Talend Data Catalog incrementally profiles all tables or
files in the import scope and collects sample rows, when you enable the data profiling
during metadata import.
As data profiling and
metadata import processes share the data store connectivity and scope details, you do
not need to configure the data profiling connectivity explicitly.
Data sampling and data profiling can be defined and performed independently.
Data sampling and data profiling can be performed as part of the model harvesting or on
demand.
Data sampling and profiling is required to perform the auto-tagging for data
classification.
Before you begin
- Make sure that the bridge of the data source supports data profiling.
- You
have been assigned an object role with the Data
Management capability.
Procedure
-
Open the Import Options tab to enable the data profiling
and/or sampling options.
-
Select the Data Profiling check box and define the
number of rows to profile.
-
Select the Data Sampling check box and define the number
of rows for preview.
-
Select the Profile only objects that are not profiled yet
check box to enable data profiling only on imported objects which have not been
profiled.
If the check box is cleared, Talend Data Catalog re-profiles imported
objects based on their last modification time.

──────

* [Exercise 1]
In the data profiling instructions, what does Talend Data Catalog do when the "Profile only objects that are not profiled yet" check box is cleared?
* [Exercise 2]
Sum up the data profiling instructions in two sentences.
* [Exercise 3]
Continue the data profiling instructions from the point where they stop.

──────

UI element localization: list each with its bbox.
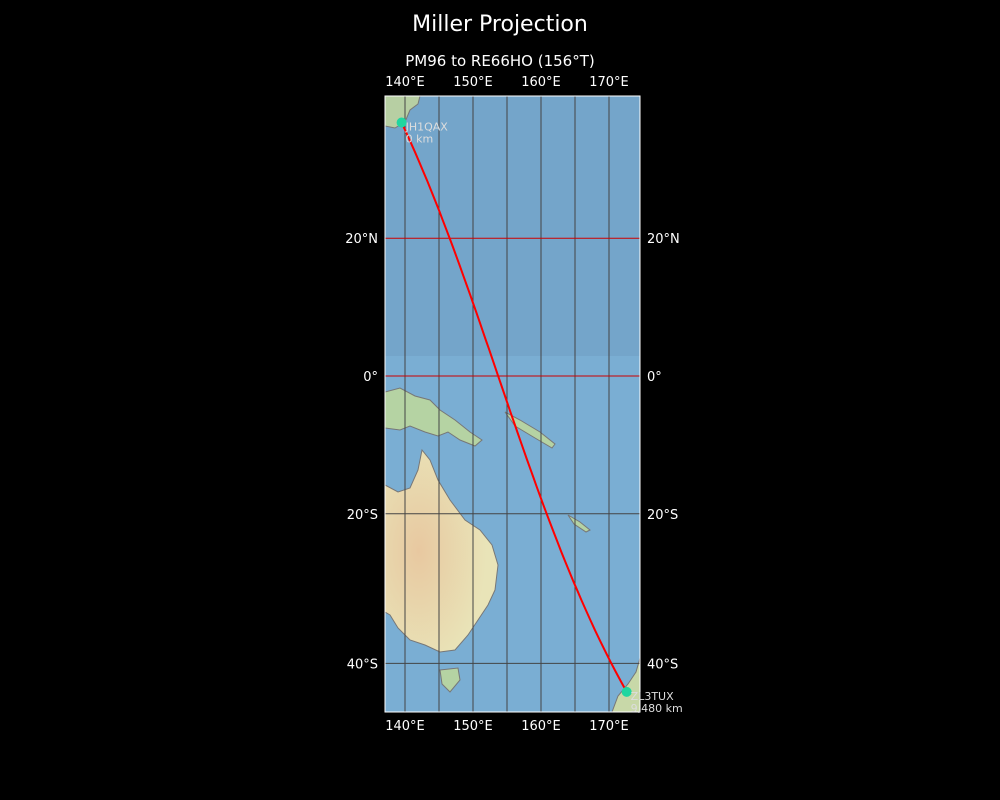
lon-tick-label-top: 140°E [385,75,425,90]
lon-tick-label-top: 150°E [453,75,493,90]
lat-tick-label-left: 20°N [345,232,378,247]
deep-ocean [385,96,640,356]
lat-tick-label-right: 40°S [647,657,678,672]
map-subtitle: PM96 to RE66HO (156°T) [405,52,595,70]
lon-tick-label-top: 160°E [521,75,561,90]
land-japan [385,96,421,129]
great-circle-path [400,122,628,693]
land-new-guinea [385,387,483,447]
lat-tick-label-left: 0° [363,370,378,385]
land-australia [385,448,499,653]
lat-tick-label-right: 0° [647,370,662,385]
lat-tick-label-right: 20°S [647,508,678,523]
lon-tick-label-top: 170°E [589,75,629,90]
lat-tick-label-right: 20°N [647,232,680,247]
station-callsign: ZL3TUX [631,690,674,703]
lon-tick-label-bottom: 150°E [453,719,493,734]
land-new-caledonia [567,514,591,533]
lon-tick-label-bottom: 140°E [385,719,425,734]
land-new-zealand [611,657,640,712]
lat-tick-label-left: 40°S [347,657,378,672]
station-marker[interactable] [396,117,407,128]
land-tasmania [439,667,461,693]
station-marker[interactable] [621,686,632,697]
station-callsign: JH1QAX [405,121,449,134]
land-solomon-islands [504,411,556,449]
station-distance: 9,480 km [631,702,683,715]
station-distance: 0 km [406,133,434,146]
lon-tick-label-bottom: 170°E [589,719,629,734]
figure-title: Miller Projection [412,12,588,37]
lon-tick-label-bottom: 160°E [521,719,561,734]
map-frame [384,95,641,713]
lat-tick-label-left: 20°S [347,508,378,523]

──────

* [Expected output 1]
It re-profiles imported objects based on their last modification time.

* [Expected output 2]
When data profiling is enabled during metadata import, Talend Data Catalog profiles all tables or files in the import scope and collects sample rows, using the same connectivity and scope as the import, and this sampling and profiling is required for auto-tagging in data classification. To set it up, you open the Import Options tab, select the Data Profiling and Data Sampling check boxes with their row counts, and can choose to profile only objects not yet profiled.

* [Expected output 3]
-
Select the Data Classification check box to run
automatically the data classification on the newly profiled objects.
-
Select the Hide data using Sensitivity Label check box and
select a sensitivity label from the list to apply the selected sensitivity label to
the new imported objects in the scope.
-
Save your changes.
-
To run or refresh the data profiling and/or sampling, do one of the
following:
- Re-import the model and go to the object page.
- Generate the data profiling and sampling from any level of an imported objects
including Tables/Files/Views (Classifier), Schema/Package, Model or File System
folder.
- Go to the object page.
- In the Data Request SQL area, specify your SQL
query on the object as needed. The Data Request SQL is used after the
re-harvesting.
- In the More actions menu, click
Generate Data Sampling and Profiling.
- Configure the options as needed.
- Click OK to run the operation.